## [Exercise prompt]
Produce an exact transcription of the listing below, omitting the pictures.

Extracted records:

-- Begin --

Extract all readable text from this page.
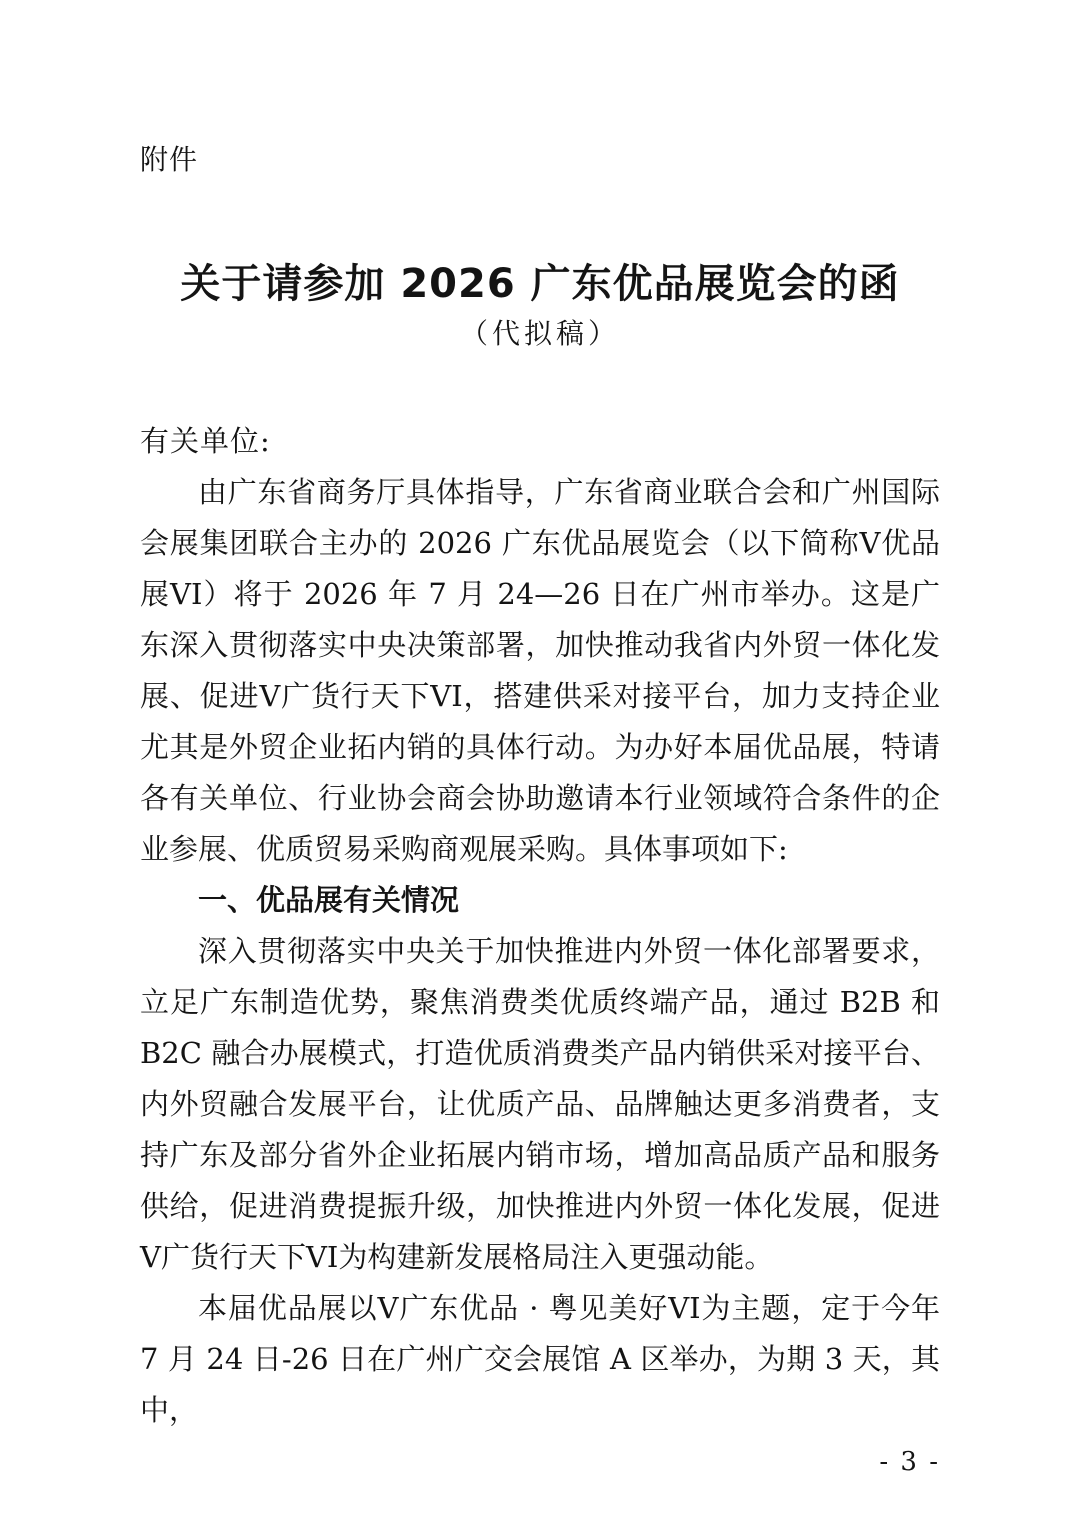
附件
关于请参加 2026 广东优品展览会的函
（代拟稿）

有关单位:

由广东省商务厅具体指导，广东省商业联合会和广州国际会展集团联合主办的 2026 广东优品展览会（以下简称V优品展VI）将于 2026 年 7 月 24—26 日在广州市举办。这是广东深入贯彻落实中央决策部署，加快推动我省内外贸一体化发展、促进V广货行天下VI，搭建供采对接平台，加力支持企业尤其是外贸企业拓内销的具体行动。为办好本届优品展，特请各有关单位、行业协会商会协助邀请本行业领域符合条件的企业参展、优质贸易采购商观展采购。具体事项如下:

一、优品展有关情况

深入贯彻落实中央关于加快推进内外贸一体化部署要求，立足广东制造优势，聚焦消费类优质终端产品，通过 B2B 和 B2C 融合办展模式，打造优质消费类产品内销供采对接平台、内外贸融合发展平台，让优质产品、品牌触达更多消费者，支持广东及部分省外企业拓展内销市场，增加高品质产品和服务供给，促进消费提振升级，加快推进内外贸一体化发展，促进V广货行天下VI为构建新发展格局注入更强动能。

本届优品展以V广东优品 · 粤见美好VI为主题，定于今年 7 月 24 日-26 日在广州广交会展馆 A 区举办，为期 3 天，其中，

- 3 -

-- End --

## [Answer to this exercise]
Extract all readable text from this page.
附件
关于请参加 2026 广东优品展览会的函
（代拟稿）

有关单位:

由广东省商务厅具体指导，广东省商业联合会和广州国际会展集团联合主办的 2026 广东优品展览会（以下简称V优品展VI）将于 2026 年 7 月 24—26 日在广州市举办。这是广东深入贯彻落实中央决策部署，加快推动我省内外贸一体化发展、促进V广货行天下VI，搭建供采对接平台，加力支持企业尤其是外贸企业拓内销的具体行动。为办好本届优品展，特请各有关单位、行业协会商会协助邀请本行业领域符合条件的企业参展、优质贸易采购商观展采购。具体事项如下:

一、优品展有关情况

深入贯彻落实中央关于加快推进内外贸一体化部署要求，立足广东制造优势，聚焦消费类优质终端产品，通过 B2B 和 B2C 融合办展模式，打造优质消费类产品内销供采对接平台、内外贸融合发展平台，让优质产品、品牌触达更多消费者，支持广东及部分省外企业拓展内销市场，增加高品质产品和服务供给，促进消费提振升级，加快推进内外贸一体化发展，促进V广货行天下VI为构建新发展格局注入更强动能。

本届优品展以V广东优品 · 粤见美好VI为主题，定于今年 7 月 24 日-26 日在广州广交会展馆 A 区举办，为期 3 天，其中，

- 3 -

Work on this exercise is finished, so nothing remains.